- [WRITTEN TASK A] According to the forum message on load_seqdatabase.pl, how does PostgreSQL respond to a failure within a transaction?
━━ TEXT SEGMENT
[BioSQL-l] Help with load_seqdatabase.pl

Hilmar Lapp hlapp at gnf.org
Sun Jan 26 00:02:42 EST 2003


Jansen, sorry for the late response. The problem is due to PostgreSQL 
handling failures within a transaction differently (than MySQL/InnoDB 
and Oracle). The way the adaptor layer works is that those entities 
which are practically infinite in number are not looked up before 
insert, but instead their presence is detected by an insert failing the 
UK constraint. Comment is such an entity. PostgreSQL, however, aborts 
the entire transaction upon such a (handled or not) failure. I have yet 
to write certain functions in PL/PgSQL that will get around that 
problem.

Generally speaking though, updating bioentries through --update is not 
very robust, because 1-n and n-n connected relations require more than 
a simple update (e.g., the new version of a sequence may have less 
features or features with a different key than the old version; a 
simple update would leave you with stale features attached to the 
bioentry).

I have found it much more robust to simply delete associations and 
FK-connected relations, and re-inserting the new set. So, all that is 
really UPDATEd in this case is the bioentry (and biosequence) table.
━━━━
- [WRITTEN TASK B] Echo the entries in the recorded data starting at the line that contains "564, 224, 572]" and ending at the line that contains "552, 66, 558]", with both of those lines included.
━━ THE INPUT
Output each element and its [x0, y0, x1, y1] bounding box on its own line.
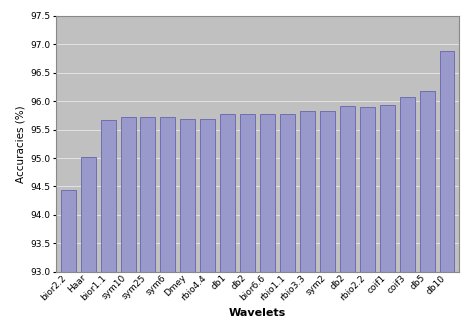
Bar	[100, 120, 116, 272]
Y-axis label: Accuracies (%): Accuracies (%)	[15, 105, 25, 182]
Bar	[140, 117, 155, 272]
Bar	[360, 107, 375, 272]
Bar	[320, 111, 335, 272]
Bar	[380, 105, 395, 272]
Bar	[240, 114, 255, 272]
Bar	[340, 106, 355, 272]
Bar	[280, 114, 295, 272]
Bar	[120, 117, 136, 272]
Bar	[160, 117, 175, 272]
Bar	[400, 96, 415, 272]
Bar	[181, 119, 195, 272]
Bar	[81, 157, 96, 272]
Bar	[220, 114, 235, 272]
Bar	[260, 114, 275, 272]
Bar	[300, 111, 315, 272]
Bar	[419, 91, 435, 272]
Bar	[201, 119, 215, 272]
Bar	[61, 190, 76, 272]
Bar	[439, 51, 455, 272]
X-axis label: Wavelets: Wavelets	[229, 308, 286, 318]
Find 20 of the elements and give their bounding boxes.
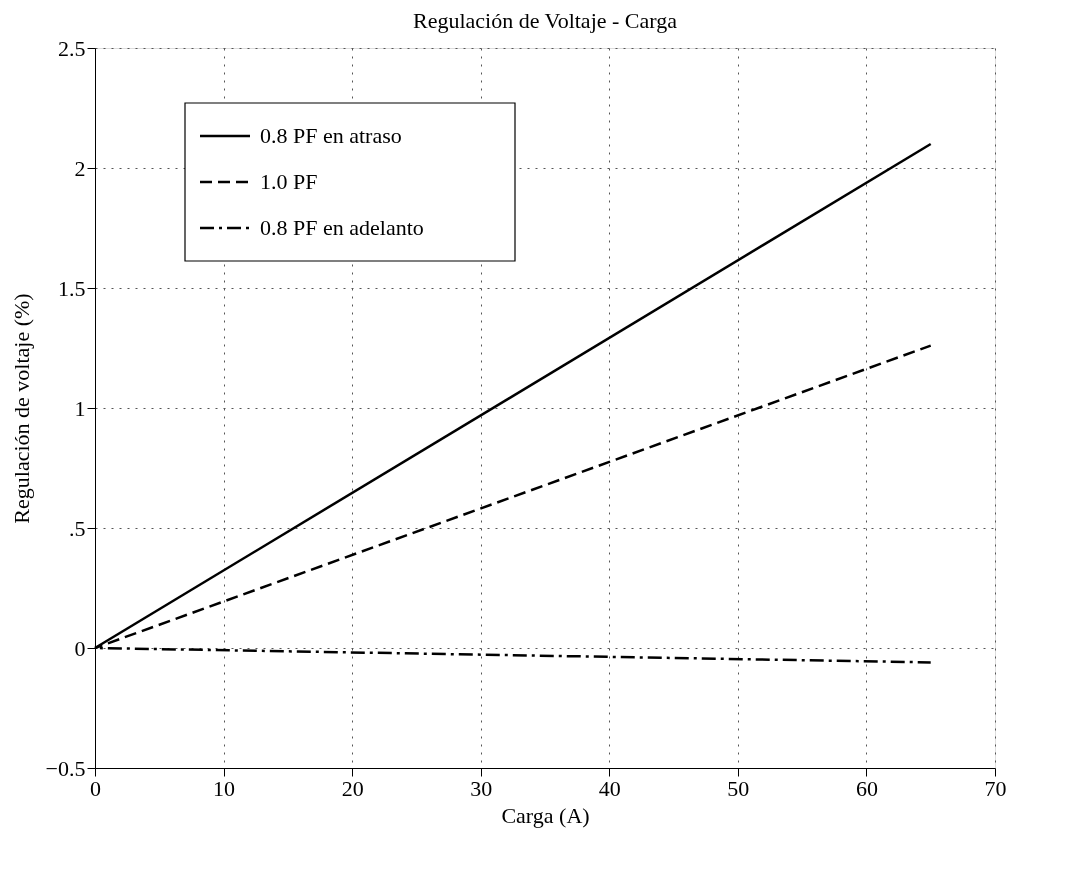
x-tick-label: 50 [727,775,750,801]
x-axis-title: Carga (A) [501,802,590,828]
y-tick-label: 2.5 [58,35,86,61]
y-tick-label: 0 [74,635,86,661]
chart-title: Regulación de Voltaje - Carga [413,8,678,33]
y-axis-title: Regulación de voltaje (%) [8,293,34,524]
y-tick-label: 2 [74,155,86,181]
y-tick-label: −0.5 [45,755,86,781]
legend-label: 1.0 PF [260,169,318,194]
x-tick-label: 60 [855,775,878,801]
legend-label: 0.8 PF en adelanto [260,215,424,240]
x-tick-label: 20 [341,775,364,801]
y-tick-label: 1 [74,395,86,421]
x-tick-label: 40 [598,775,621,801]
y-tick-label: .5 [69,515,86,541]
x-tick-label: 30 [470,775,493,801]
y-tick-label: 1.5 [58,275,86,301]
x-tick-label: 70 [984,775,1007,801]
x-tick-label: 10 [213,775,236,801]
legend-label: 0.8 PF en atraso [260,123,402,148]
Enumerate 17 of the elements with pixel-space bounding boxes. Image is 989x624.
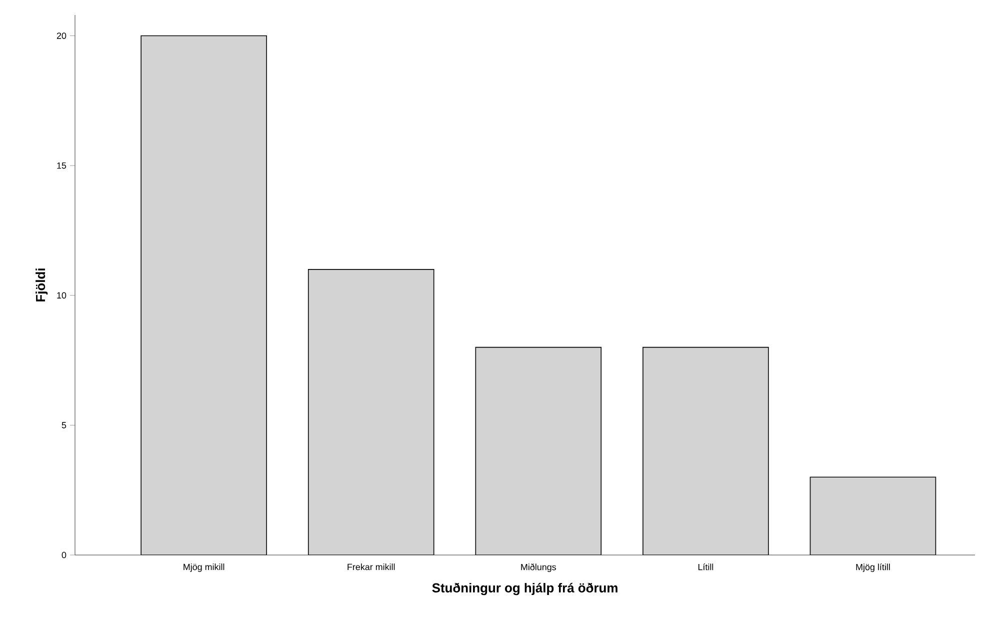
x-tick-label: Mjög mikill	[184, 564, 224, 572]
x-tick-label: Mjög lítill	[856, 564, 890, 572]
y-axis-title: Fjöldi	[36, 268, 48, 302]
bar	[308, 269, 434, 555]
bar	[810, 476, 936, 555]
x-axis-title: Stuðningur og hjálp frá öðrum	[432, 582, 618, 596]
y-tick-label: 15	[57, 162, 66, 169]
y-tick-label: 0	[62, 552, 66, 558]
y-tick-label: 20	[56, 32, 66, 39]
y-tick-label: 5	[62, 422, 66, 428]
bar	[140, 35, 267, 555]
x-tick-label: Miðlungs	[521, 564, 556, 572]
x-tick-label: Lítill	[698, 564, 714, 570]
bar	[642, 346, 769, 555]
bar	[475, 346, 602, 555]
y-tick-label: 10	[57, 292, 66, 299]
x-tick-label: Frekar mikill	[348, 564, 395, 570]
━━━━
- [EXERCISE SOLUTION A] It aborts the entire transaction, whether the failure is handled or not.

- [EXERCISE SOLUTION B]
x-tick-label: Mjög mikill	[184, 564, 224, 572]
x-tick-label: Mjög lítill	[856, 564, 890, 572]
y-axis-title: Fjöldi	[36, 268, 48, 302]
bar	[308, 269, 434, 555]
bar	[810, 476, 936, 555]
x-axis-title: Stuðningur og hjálp frá öðrum	[432, 582, 618, 596]
y-tick-label: 15	[57, 162, 66, 169]
y-tick-label: 0	[62, 552, 66, 558]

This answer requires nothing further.